Write out the part of the passage on ratings agencies and Wall Street banks that begins at the words "So why didn't" and stops after "by the former.", keeping every word unchanged.

Text shown -
..............................
So why didn't the ratings agencies see that coming?  The answer given by Lewis is basically two-fold: 1) Rating agencies are, perversely, paid by the firms whose bonds they rate; and 2) the people who worked at the I banks that dreamed up the new securities are paid so much more than the people who work at the ratings agencies, that the latter could not attract and retain people with sufficient skills to see that they were being bamboozled by the former.

Meanwhile, back on Wall Street, we encounter a different puzzle.  At first, the I banks realized that they were creating garbage and had the good sense to sell it off to suckers who believed the AAA ratings.  (Some of these purchasers were duped by both the banks and by their own highly overpaid functionaries who blew the money of institutional investors.  Lewis recounts one amazing scene in Las Vegas involving one such functionary.)  Over time, however, Wall Street began to believe its own hype and started buying its own worthless assets.  Why?  Lewis doesn't have a full answer but a giant piece of it has to be the same principal-agent story: The bankers received gigantic rewards for short-term profits.  Selling credit default insurance to a guy who's shorting the whole housing market looks like a good deal for the several years that it produces tens of millions in insurance premiums and by the time it explodes into billions of dollars in liability, the banker who decided to sell the insurance has pocketed his money.
..............................
Excerpted records -
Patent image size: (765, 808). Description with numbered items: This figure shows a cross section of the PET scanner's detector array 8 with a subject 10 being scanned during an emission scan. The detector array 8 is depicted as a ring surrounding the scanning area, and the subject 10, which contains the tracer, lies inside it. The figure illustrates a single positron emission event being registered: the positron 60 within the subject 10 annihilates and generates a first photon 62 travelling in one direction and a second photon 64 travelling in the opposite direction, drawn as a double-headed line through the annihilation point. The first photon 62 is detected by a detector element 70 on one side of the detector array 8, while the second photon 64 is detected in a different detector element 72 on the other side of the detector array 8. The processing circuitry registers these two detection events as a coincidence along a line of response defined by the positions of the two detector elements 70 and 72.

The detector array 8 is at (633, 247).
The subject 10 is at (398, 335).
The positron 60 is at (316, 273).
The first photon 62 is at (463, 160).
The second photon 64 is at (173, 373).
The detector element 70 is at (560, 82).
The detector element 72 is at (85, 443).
..............................
Solution to the problem -
So why didn't the ratings agencies see that coming?  The answer given by Lewis is basically two-fold: 1) Rating agencies are, perversely, paid by the firms whose bonds they rate; and 2) the people who worked at the I banks that dreamed up the new securities are paid so much more than the people who work at the ratings agencies, that the latter could not attract and retain people with sufficient skills to see that they were being bamboozled by the former.